[Stored records]
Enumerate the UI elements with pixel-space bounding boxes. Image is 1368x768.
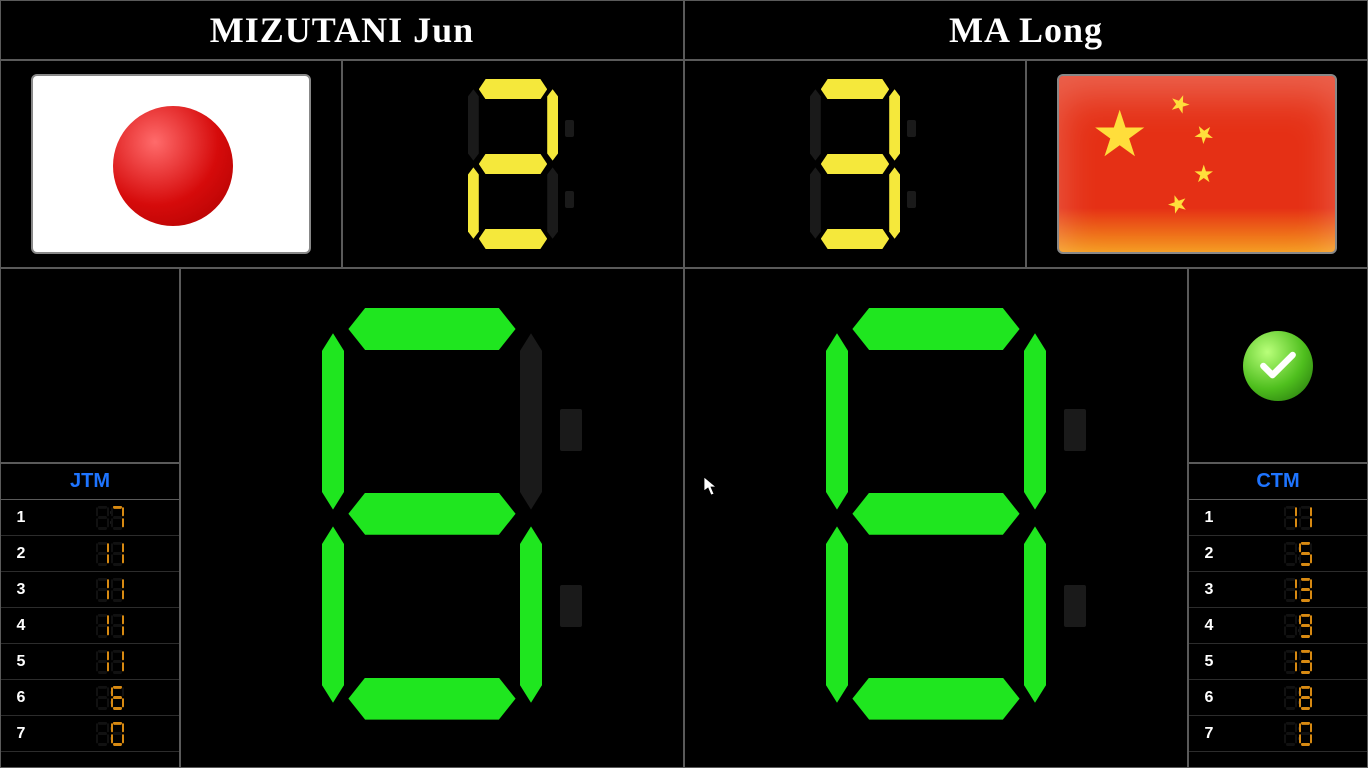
player-left-points-cell[interactable] [180,268,684,768]
history-right-title: CTM [1189,464,1367,500]
row-value [1229,614,1367,638]
table-row: 3 [1,572,179,608]
player-left-flag-cell [0,60,342,268]
table-row: 2 [1,536,179,572]
row-index: 2 [1,545,41,563]
table-row: 4 [1,608,179,644]
serve-indicator-icon [1243,331,1313,401]
row-index: 5 [1,653,41,671]
player-right-sets-cell[interactable] [684,60,1026,268]
player-left-name: MIZUTANI Jun [1,1,683,51]
history-left-rows: 1 2 3 4 5 6 7 [1,500,179,752]
table-row: 5 [1189,644,1367,680]
row-index: 2 [1189,545,1229,563]
row-index: 6 [1189,689,1229,707]
player-left-points [181,269,683,767]
row-index: 1 [1189,509,1229,527]
row-value [1229,650,1367,674]
row-index: 4 [1189,617,1229,635]
row-value [1229,542,1367,566]
table-row: 2 [1189,536,1367,572]
table-row: 7 [1189,716,1367,752]
row-value [41,614,179,638]
row-value [41,542,179,566]
player-right-name: MA Long [685,1,1367,51]
row-index: 4 [1,617,41,635]
china-flag-icon: ★ ★ ★ ★ ★ [1057,74,1337,254]
player-right-indicator-cell [1188,268,1368,463]
table-row: 3 [1189,572,1367,608]
player-right-points [685,269,1187,767]
history-left-title: JTM [1,464,179,500]
row-index: 3 [1189,581,1229,599]
japan-flag-icon [31,74,311,254]
row-index: 6 [1,689,41,707]
table-row: 4 [1189,608,1367,644]
row-value [41,722,179,746]
row-index: 5 [1189,653,1229,671]
player-left-sets-cell[interactable] [342,60,684,268]
row-index: 7 [1,725,41,743]
history-right-rows: 1 2 3 4 5 6 7 [1189,500,1367,752]
row-value [1229,578,1367,602]
scoreboard: MIZUTANI Jun MA Long ★ ★ ★ ★ ★ JTM 1 2 3 4 5… [0,0,1368,768]
table-row: 6 [1,680,179,716]
player-right-points-cell[interactable] [684,268,1188,768]
table-row: 6 [1189,680,1367,716]
player-right-name-cell: MA Long [684,0,1368,60]
row-value [41,578,179,602]
row-value [1229,506,1367,530]
player-left-sets [343,61,683,267]
player-left-indicator-cell [0,268,180,463]
row-value [41,506,179,530]
row-value [41,650,179,674]
table-row: 1 [1,500,179,536]
history-left: JTM 1 2 3 4 5 6 7 [0,463,180,768]
player-left-name-cell: MIZUTANI Jun [0,0,684,60]
row-index: 7 [1189,725,1229,743]
row-value [1229,722,1367,746]
player-right-flag-cell: ★ ★ ★ ★ ★ [1026,60,1368,268]
player-right-sets [685,61,1025,267]
row-index: 1 [1,509,41,527]
table-row: 1 [1189,500,1367,536]
row-value [1229,686,1367,710]
row-index: 3 [1,581,41,599]
table-row: 7 [1,716,179,752]
row-value [41,686,179,710]
table-row: 5 [1,644,179,680]
history-right: CTM 1 2 3 4 5 6 7 [1188,463,1368,768]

### Set problem
Reproduce word for word the lines of the records above, from the line containing "player-left-points-cell[interactable] [180,268,684,768]" through the line containing "player-right-sets-cell[interactable] [684,60,1026,268]", including both of those lines.

### Solved exercise
player-left-points-cell[interactable] [180,268,684,768]
history-right-title: CTM [1189,464,1367,500]
row-value [1229,614,1367,638]
table-row: 3 [1,572,179,608]
player-left-flag-cell [0,60,342,268]
table-row: 2 [1,536,179,572]
row-index: 2 [1,545,41,563]
table-row: 4 [1,608,179,644]
serve-indicator-icon [1243,331,1313,401]
row-index: 5 [1,653,41,671]
player-right-sets-cell[interactable] [684,60,1026,268]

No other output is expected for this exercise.